## Stated problem
Return the number of lines in which the word "Teléfono" appears; add nothing else.

## Input records
----------------------------------------

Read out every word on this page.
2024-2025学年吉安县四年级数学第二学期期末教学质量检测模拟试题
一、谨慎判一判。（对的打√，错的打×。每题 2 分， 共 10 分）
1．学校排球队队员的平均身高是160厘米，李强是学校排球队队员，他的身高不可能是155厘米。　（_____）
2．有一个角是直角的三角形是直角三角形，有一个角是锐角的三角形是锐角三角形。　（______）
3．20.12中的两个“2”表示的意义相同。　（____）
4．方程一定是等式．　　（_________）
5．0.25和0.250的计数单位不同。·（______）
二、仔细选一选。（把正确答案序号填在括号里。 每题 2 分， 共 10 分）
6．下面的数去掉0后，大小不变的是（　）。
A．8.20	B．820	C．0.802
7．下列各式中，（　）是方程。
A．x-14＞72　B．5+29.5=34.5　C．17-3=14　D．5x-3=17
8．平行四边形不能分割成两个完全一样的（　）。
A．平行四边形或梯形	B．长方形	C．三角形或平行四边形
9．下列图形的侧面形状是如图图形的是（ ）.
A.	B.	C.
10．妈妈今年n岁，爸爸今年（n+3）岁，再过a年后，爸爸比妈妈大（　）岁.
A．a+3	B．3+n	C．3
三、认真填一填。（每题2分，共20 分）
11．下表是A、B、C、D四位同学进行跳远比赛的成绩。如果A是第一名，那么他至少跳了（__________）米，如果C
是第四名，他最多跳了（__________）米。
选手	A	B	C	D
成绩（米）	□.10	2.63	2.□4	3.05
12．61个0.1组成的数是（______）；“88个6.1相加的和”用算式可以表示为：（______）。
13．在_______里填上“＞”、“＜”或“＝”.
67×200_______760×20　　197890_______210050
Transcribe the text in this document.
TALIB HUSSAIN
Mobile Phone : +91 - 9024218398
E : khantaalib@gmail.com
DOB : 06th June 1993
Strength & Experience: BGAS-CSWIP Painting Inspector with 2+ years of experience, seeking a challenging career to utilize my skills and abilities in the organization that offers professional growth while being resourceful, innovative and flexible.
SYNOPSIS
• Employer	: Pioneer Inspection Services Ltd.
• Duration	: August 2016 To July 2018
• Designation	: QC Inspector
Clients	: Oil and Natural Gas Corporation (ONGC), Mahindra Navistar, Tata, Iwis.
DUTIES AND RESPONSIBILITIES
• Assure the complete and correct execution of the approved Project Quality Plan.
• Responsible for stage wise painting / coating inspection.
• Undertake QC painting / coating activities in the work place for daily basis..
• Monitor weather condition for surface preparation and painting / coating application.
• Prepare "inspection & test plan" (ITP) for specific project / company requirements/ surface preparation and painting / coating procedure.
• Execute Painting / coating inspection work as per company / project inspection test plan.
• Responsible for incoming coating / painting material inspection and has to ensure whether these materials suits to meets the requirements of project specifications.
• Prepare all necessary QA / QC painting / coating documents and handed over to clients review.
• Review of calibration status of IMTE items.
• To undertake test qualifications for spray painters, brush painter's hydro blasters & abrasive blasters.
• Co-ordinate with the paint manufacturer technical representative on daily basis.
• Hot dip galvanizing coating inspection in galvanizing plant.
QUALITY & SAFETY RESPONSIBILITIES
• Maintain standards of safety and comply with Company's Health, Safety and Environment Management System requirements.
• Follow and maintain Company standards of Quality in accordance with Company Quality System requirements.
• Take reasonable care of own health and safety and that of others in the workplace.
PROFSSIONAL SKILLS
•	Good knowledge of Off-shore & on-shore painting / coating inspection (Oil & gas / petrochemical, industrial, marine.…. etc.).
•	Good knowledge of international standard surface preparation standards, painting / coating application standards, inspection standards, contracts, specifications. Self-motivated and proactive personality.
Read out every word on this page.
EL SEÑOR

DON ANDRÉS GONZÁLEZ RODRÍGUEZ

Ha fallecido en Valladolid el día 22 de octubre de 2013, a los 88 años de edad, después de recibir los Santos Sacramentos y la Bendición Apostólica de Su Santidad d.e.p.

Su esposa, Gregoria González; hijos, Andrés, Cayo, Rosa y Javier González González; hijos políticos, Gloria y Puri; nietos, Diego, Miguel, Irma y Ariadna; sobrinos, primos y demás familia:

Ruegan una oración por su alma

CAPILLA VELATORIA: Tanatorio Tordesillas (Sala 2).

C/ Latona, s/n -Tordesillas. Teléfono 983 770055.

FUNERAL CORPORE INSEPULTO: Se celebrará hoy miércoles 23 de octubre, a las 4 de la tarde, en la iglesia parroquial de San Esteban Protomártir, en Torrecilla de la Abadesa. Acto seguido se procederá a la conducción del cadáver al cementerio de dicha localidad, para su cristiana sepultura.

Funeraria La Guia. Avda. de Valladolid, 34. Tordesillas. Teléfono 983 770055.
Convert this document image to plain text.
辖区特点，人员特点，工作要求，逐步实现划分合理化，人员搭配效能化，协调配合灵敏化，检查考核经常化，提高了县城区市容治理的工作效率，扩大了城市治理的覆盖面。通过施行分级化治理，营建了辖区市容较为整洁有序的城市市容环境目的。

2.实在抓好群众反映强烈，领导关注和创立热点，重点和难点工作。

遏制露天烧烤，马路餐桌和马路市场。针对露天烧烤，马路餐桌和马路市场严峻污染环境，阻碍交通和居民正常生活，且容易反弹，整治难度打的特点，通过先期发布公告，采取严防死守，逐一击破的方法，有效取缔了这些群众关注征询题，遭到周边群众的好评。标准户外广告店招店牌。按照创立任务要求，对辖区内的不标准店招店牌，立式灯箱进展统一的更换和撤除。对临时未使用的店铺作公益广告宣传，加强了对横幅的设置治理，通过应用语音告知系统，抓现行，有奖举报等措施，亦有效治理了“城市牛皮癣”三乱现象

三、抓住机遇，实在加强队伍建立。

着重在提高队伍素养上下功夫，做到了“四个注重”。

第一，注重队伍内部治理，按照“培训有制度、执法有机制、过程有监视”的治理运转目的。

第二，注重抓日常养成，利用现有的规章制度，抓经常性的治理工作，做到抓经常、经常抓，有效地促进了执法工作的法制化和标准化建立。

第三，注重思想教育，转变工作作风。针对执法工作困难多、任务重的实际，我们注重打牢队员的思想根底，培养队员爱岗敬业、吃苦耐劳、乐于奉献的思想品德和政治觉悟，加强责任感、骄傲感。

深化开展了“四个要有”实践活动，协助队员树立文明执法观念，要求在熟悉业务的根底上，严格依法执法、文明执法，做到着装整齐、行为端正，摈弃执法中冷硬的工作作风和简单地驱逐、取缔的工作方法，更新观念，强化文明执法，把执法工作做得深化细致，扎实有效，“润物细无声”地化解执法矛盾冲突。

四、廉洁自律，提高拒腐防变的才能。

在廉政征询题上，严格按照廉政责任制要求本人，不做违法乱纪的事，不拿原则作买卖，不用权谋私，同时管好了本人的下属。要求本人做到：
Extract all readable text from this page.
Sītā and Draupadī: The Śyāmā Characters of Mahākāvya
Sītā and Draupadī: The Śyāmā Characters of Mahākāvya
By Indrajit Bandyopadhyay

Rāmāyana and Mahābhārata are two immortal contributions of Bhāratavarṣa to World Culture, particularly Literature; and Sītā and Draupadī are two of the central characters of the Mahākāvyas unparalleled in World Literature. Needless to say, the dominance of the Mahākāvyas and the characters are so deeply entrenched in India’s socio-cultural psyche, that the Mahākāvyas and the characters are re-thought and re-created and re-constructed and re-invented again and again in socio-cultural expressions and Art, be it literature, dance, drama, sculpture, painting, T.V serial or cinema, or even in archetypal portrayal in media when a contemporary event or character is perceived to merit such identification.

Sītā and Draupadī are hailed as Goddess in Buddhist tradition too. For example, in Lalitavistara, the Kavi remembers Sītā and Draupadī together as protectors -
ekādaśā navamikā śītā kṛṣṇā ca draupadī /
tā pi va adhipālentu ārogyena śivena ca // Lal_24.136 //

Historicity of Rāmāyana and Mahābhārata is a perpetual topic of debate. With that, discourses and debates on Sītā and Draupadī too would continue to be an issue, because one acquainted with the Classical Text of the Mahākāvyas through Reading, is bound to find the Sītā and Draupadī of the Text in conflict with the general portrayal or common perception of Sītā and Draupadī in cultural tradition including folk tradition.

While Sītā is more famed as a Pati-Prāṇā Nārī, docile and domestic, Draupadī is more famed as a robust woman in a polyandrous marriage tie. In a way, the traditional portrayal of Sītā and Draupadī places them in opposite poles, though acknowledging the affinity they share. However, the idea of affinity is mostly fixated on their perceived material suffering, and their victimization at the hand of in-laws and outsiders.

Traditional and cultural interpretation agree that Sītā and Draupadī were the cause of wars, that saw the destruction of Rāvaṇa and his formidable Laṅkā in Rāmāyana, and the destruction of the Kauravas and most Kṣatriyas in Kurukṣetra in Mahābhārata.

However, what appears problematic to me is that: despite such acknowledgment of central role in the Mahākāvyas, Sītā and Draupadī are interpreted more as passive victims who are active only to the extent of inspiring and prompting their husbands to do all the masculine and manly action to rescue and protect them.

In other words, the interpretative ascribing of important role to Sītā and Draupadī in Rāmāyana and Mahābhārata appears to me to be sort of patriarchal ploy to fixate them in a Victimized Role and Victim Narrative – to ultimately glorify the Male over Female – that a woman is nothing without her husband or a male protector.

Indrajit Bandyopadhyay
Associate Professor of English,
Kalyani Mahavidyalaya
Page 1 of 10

----------------------------------------

## Solution for this problem
2